▶ [Work to do]: All of the records below must be output exactly, with no pictures carried over.

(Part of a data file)
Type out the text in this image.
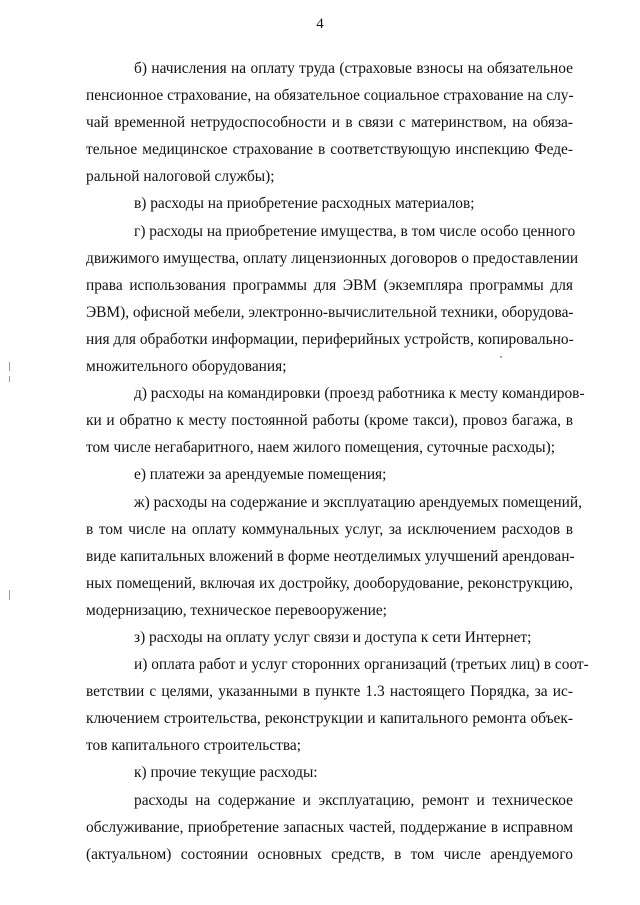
4
б) начисления на оплату труда (страховые взносы на обязательное
пенсионное страхование, на обязательное социальное страхование на слу-
чай временной нетрудоспособности и в связи с материнством, на обяза-
тельное медицинское страхование в соответствующую инспекцию Феде-
ральной налоговой службы);
в) расходы на приобретение расходных материалов;
г) расходы на приобретение имущества, в том числе особо ценного
движимого имущества, оплату лицензионных договоров о предоставлении
права использования программы для ЭВМ (экземпляра программы для
ЭВМ), офисной мебели, электронно-вычислительной техники, оборудова-
ния для обработки информации, периферийных устройств, копировально-
множительного оборудования;
д) расходы на командировки (проезд работника к месту командиров-
ки и обратно к месту постоянной работы (кроме такси), провоз багажа, в
том числе негабаритного, наем жилого помещения, суточные расходы);
е) платежи за арендуемые помещения;
ж) расходы на содержание и эксплуатацию арендуемых помещений,
в том числе на оплату коммунальных услуг, за исключением расходов в
виде капитальных вложений в форме неотделимых улучшений арендован-
ных помещений, включая их достройку, дооборудование, реконструкцию,
модернизацию, техническое перевооружение;
з) расходы на оплату услуг связи и доступа к сети Интернет;
и) оплата работ и услуг сторонних организаций (третьих лиц) в соот-
ветствии с целями, указанными в пункте 1.3 настоящего Порядка, за ис-
ключением строительства, реконструкции и капитального ремонта объек-
тов капитального строительства;
к) прочие текущие расходы:
расходы на содержание и эксплуатацию, ремонт и техническое
обслуживание, приобретение запасных частей, поддержание в исправном
(актуальном) состоянии основных средств, в том числе арендуемого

▶ [Answer below]:
Type out the text in this image.
4
б) начисления на оплату труда (страховые взносы на обязательное
пенсионное страхование, на обязательное социальное страхование на слу-
чай временной нетрудоспособности и в связи с материнством, на обяза-
тельное медицинское страхование в соответствующую инспекцию Феде-
ральной налоговой службы);
в) расходы на приобретение расходных материалов;
г) расходы на приобретение имущества, в том числе особо ценного
движимого имущества, оплату лицензионных договоров о предоставлении
права использования программы для ЭВМ (экземпляра программы для
ЭВМ), офисной мебели, электронно-вычислительной техники, оборудова-
ния для обработки информации, периферийных устройств, копировально-
множительного оборудования;
д) расходы на командировки (проезд работника к месту командиров-
ки и обратно к месту постоянной работы (кроме такси), провоз багажа, в
том числе негабаритного, наем жилого помещения, суточные расходы);
е) платежи за арендуемые помещения;
ж) расходы на содержание и эксплуатацию арендуемых помещений,
в том числе на оплату коммунальных услуг, за исключением расходов в
виде капитальных вложений в форме неотделимых улучшений арендован-
ных помещений, включая их достройку, дооборудование, реконструкцию,
модернизацию, техническое перевооружение;
з) расходы на оплату услуг связи и доступа к сети Интернет;
и) оплата работ и услуг сторонних организаций (третьих лиц) в соот-
ветствии с целями, указанными в пункте 1.3 настоящего Порядка, за ис-
ключением строительства, реконструкции и капитального ремонта объек-
тов капитального строительства;
к) прочие текущие расходы:
расходы на содержание и эксплуатацию, ремонт и техническое
обслуживание, приобретение запасных частей, поддержание в исправном
(актуальном) состоянии основных средств, в том числе арендуемого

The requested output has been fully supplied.